AIM OF THE EXERCISE ▸
Pull each line holding the word "xlabel" from the data.
--- start STORED ROWS ---
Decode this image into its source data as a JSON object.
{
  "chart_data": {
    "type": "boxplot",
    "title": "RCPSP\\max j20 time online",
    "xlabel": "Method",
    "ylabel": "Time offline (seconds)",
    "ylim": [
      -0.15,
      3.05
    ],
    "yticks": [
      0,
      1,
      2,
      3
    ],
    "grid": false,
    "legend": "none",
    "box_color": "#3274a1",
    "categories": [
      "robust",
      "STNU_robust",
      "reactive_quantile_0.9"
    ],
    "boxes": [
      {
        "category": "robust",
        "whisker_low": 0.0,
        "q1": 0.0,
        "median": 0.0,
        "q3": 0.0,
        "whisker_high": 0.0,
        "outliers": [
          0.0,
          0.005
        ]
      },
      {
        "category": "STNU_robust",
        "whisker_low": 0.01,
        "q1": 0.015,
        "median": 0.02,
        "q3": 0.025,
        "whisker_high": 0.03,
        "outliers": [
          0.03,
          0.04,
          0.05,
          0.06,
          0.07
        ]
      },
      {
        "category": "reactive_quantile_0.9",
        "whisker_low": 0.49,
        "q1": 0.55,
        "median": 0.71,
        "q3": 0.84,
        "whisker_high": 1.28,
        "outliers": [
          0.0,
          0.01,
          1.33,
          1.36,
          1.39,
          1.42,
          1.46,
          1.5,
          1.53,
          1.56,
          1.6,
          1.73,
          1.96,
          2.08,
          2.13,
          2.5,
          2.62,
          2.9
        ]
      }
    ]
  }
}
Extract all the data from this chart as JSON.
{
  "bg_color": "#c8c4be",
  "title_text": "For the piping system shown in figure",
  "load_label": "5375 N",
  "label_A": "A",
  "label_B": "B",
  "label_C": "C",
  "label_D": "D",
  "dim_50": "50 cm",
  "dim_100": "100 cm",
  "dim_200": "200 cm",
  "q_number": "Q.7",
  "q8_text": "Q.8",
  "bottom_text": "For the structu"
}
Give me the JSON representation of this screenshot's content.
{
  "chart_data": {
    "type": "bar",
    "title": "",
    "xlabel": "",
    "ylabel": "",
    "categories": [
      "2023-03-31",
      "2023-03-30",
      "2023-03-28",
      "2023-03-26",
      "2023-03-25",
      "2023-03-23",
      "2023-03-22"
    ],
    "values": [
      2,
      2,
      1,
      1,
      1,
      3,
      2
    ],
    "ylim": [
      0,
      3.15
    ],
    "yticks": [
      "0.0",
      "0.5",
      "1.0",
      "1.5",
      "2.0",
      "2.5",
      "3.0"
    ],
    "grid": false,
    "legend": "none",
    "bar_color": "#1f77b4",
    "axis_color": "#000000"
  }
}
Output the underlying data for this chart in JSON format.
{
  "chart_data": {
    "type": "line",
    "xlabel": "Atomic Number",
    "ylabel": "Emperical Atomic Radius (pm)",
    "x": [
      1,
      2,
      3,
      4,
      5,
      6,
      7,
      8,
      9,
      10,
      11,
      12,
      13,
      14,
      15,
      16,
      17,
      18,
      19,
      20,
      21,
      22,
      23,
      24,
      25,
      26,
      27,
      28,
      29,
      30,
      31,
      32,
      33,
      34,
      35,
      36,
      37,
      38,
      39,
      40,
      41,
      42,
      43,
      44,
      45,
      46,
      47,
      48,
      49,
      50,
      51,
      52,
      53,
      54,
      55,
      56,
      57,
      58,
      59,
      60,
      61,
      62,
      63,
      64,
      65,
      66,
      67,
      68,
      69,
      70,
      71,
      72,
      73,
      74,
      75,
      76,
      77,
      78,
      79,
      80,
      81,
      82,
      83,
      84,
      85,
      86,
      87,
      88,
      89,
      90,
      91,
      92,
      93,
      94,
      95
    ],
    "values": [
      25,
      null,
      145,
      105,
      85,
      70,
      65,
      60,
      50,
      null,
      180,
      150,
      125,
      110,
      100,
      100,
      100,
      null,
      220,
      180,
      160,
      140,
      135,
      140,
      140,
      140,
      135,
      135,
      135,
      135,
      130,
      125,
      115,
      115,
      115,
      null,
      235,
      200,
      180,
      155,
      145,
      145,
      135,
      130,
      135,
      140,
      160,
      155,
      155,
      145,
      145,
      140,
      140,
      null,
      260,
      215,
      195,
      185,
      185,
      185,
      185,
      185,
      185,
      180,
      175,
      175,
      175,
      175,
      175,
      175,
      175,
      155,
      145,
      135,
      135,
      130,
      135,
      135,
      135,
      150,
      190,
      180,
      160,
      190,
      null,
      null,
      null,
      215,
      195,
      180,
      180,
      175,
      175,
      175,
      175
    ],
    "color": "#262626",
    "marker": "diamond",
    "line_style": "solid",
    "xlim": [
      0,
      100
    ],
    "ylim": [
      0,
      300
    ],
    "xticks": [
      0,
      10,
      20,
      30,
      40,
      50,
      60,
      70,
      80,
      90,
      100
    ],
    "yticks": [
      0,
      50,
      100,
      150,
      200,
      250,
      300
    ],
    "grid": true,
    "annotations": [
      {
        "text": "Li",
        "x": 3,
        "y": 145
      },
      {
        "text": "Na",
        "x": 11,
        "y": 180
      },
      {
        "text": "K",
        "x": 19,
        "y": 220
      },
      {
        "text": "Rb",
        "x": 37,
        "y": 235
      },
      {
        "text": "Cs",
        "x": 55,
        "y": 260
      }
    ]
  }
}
--- end STORED ROWS ---
RESULT OF THIS TASK ▸
    "xlabel": "Method",
    "xlabel": "",
    "xlabel": "Atomic Number",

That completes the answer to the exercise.